# TASK GOAL:
Count how many lines in the material below hold the word "color"; the reply is that number alone.

(Extracts from a graphics dataset)
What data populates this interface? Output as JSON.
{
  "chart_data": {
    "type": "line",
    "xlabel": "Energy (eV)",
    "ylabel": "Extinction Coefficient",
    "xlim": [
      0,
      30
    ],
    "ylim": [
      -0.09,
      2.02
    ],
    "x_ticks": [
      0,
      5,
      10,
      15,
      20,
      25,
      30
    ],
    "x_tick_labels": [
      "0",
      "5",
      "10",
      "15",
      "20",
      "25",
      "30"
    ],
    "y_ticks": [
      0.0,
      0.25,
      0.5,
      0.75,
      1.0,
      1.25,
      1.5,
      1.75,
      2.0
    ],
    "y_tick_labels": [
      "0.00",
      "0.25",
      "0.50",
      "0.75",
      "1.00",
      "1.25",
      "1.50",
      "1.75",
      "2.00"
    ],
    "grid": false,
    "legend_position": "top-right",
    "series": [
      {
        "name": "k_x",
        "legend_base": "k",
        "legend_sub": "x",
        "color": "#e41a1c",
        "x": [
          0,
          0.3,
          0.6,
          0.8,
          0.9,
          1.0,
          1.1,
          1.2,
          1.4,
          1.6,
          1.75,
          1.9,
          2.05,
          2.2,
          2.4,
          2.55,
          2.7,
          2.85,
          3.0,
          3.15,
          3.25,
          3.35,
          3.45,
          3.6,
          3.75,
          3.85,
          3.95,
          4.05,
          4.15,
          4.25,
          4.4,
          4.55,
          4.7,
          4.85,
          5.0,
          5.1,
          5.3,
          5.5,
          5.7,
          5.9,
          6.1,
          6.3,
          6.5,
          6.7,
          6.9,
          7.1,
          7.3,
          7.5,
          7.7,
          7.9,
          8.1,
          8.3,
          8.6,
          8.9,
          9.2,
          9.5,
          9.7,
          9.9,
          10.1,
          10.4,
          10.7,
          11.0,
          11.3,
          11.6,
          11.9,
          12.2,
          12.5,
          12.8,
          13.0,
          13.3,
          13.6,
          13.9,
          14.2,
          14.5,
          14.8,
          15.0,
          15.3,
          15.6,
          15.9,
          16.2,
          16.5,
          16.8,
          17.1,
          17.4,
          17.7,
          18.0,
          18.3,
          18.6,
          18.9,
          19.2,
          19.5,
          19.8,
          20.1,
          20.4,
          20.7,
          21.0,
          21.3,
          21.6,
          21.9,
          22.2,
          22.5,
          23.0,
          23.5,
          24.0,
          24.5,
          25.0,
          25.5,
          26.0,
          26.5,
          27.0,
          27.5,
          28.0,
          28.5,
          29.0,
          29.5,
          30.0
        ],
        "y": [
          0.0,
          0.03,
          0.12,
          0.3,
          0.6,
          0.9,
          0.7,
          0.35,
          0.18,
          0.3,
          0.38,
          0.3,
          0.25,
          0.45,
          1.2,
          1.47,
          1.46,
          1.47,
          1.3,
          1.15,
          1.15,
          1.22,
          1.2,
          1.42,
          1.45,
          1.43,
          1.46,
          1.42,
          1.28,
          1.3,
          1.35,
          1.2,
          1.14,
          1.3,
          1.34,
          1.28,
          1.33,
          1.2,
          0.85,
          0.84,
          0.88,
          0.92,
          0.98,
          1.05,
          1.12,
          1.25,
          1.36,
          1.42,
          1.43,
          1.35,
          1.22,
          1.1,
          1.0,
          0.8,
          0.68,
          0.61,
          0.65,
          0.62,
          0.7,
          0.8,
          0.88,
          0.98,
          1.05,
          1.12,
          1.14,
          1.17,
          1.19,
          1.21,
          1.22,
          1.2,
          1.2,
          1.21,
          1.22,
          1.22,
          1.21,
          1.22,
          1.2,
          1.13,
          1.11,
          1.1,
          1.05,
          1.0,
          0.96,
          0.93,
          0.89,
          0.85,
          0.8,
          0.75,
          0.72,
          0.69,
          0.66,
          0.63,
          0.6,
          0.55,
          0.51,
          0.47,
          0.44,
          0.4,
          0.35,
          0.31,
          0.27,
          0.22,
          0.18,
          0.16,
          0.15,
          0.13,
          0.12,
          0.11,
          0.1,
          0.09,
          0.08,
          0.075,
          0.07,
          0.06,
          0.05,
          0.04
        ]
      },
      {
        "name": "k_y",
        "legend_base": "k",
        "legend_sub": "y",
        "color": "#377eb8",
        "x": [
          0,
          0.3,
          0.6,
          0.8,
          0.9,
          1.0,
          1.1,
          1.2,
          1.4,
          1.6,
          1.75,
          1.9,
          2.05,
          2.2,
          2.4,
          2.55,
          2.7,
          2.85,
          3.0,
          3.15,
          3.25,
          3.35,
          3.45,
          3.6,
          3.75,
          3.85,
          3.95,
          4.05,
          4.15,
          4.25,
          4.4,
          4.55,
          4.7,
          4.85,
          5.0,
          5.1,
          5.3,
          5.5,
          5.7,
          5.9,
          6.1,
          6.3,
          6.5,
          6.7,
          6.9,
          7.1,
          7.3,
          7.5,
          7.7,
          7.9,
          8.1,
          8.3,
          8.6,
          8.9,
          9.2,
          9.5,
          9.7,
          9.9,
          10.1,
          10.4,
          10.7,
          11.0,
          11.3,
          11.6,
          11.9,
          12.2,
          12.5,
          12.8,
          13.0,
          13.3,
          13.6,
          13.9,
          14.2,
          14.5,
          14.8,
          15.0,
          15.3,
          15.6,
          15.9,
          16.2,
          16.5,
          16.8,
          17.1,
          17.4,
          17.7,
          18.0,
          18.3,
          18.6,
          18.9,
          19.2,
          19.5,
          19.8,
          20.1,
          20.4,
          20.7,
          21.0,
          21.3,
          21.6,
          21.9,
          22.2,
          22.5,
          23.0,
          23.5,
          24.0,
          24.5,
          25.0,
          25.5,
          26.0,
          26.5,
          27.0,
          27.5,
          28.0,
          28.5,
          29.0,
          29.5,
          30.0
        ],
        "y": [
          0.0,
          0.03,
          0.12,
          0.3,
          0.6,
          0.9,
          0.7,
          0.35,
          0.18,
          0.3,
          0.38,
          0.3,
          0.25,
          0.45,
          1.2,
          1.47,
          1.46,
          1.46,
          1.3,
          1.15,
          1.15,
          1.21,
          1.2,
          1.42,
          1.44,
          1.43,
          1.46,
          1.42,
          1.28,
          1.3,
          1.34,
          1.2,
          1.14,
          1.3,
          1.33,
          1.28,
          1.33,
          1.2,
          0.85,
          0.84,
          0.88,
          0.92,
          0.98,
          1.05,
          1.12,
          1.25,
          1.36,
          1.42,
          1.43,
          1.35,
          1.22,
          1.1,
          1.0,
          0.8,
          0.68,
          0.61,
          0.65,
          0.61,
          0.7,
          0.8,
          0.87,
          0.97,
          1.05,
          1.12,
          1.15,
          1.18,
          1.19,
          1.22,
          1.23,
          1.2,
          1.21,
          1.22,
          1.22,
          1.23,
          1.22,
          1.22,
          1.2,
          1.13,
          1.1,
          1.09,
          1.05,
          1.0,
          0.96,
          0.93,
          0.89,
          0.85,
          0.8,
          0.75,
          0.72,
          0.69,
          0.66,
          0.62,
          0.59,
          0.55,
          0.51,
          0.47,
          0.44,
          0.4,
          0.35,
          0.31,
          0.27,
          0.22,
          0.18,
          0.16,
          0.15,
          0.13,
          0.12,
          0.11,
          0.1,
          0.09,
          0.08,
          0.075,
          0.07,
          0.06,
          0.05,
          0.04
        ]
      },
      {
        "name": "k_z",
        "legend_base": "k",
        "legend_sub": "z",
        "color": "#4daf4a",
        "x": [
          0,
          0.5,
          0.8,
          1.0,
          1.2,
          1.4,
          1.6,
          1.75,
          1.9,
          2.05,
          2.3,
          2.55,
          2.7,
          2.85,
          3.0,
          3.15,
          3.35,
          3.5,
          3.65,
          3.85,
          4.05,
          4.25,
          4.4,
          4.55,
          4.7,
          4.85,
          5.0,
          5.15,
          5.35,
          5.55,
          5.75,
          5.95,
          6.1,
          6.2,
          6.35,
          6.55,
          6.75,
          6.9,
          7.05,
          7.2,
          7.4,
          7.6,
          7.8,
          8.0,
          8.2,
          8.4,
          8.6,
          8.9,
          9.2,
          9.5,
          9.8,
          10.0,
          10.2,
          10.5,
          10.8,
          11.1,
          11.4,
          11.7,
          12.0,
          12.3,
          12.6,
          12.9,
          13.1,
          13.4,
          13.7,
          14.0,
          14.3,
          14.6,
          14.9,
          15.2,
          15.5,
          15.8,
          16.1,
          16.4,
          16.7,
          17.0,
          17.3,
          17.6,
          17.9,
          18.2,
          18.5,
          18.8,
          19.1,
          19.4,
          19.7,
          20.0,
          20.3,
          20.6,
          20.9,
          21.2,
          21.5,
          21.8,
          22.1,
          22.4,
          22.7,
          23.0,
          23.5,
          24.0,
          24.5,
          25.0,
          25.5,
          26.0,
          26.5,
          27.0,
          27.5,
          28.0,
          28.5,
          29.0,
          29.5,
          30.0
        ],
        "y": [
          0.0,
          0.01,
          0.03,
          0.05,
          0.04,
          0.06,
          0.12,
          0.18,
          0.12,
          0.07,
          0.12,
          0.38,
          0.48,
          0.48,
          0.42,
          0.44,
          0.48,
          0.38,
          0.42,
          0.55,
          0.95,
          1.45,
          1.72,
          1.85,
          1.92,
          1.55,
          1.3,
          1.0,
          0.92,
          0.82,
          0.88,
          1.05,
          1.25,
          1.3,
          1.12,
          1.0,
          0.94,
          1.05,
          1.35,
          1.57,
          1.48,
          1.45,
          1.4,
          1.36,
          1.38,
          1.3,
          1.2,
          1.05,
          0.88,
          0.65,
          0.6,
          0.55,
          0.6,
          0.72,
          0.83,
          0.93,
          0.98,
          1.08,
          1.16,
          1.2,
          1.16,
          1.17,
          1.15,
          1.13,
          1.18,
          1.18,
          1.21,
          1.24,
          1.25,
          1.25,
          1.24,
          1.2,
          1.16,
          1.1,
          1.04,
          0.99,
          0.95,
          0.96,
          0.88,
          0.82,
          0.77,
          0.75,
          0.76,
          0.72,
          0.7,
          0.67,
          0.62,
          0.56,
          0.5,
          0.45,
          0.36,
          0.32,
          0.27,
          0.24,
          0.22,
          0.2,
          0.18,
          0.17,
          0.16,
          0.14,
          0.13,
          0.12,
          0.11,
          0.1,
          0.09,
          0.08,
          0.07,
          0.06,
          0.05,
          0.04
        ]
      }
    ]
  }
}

# THE OUTPUT:
3